-- Begin --

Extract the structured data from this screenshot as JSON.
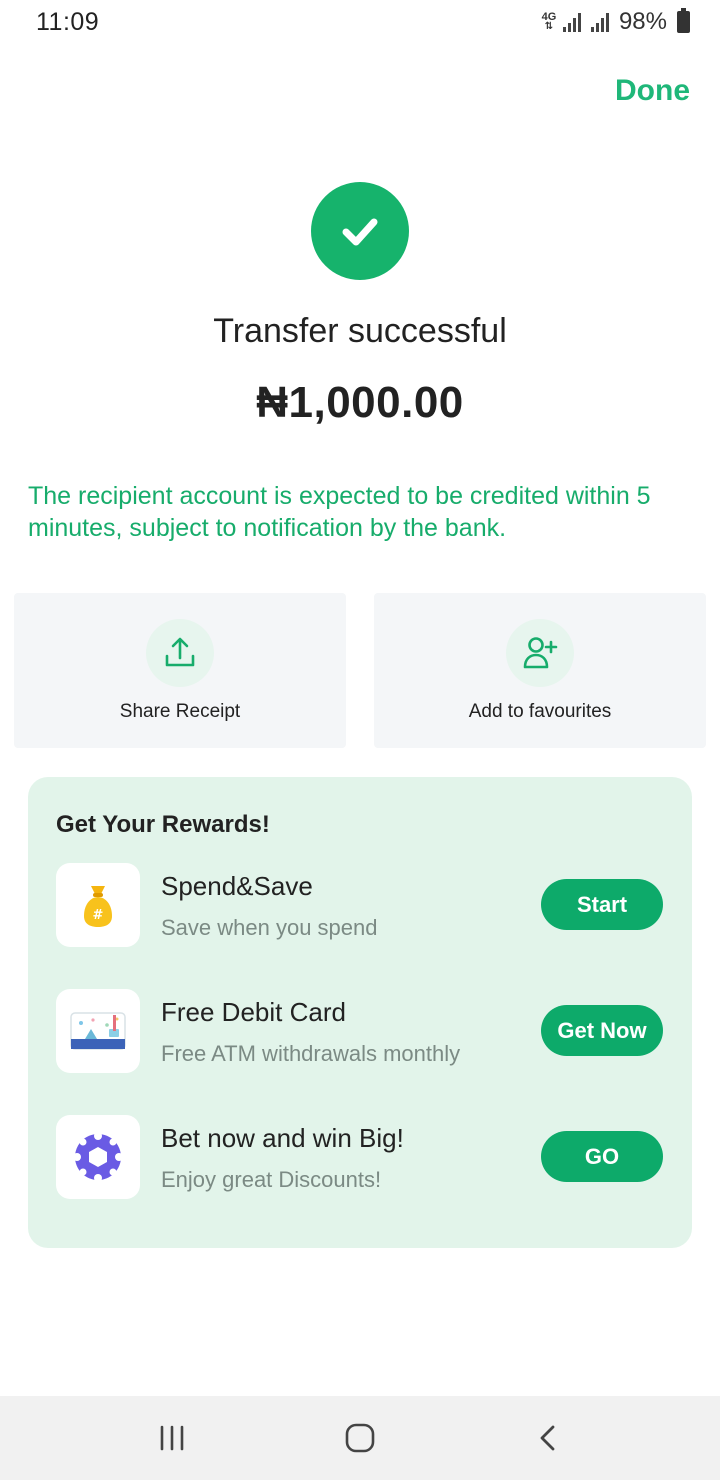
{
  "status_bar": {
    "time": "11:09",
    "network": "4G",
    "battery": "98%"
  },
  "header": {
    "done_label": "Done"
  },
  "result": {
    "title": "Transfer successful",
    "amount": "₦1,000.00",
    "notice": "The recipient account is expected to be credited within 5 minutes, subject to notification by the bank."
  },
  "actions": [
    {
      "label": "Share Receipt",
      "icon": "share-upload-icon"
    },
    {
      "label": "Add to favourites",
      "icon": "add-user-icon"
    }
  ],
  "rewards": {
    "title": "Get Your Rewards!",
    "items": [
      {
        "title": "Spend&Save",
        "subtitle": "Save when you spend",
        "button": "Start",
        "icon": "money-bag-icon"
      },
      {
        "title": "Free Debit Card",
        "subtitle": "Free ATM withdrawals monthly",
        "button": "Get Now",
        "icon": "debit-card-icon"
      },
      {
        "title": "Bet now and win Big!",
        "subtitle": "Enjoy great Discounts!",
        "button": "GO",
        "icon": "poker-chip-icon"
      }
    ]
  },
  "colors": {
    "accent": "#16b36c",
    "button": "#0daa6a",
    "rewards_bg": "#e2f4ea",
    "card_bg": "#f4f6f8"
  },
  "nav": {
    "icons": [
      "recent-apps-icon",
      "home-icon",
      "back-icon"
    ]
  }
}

-- End --

Task prompt:
Quote the material word for word, dropping any images it holds.

Exercise answer:
Extract the structured data from this screenshot as JSON.
{
  "status_bar": {
    "time": "11:09",
    "network": "4G",
    "battery": "98%"
  },
  "header": {
    "done_label": "Done"
  },
  "result": {
    "title": "Transfer successful",
    "amount": "₦1,000.00",
    "notice": "The recipient account is expected to be credited within 5 minutes, subject to notification by the bank."
  },
  "actions": [
    {
      "label": "Share Receipt",
      "icon": "share-upload-icon"
    },
    {
      "label": "Add to favourites",
      "icon": "add-user-icon"
    }
  ],
  "rewards": {
    "title": "Get Your Rewards!",
    "items": [
      {
        "title": "Spend&Save",
        "subtitle": "Save when you spend",
        "button": "Start",
        "icon": "money-bag-icon"
      },
      {
        "title": "Free Debit Card",
        "subtitle": "Free ATM withdrawals monthly",
        "button": "Get Now",
        "icon": "debit-card-icon"
      },
      {
        "title": "Bet now and win Big!",
        "subtitle": "Enjoy great Discounts!",
        "button": "GO",
        "icon": "poker-chip-icon"
      }
    ]
  },
  "colors": {
    "accent": "#16b36c",
    "button": "#0daa6a",
    "rewards_bg": "#e2f4ea",
    "card_bg": "#f4f6f8"
  },
  "nav": {
    "icons": [
      "recent-apps-icon",
      "home-icon",
      "back-icon"
    ]
  }
}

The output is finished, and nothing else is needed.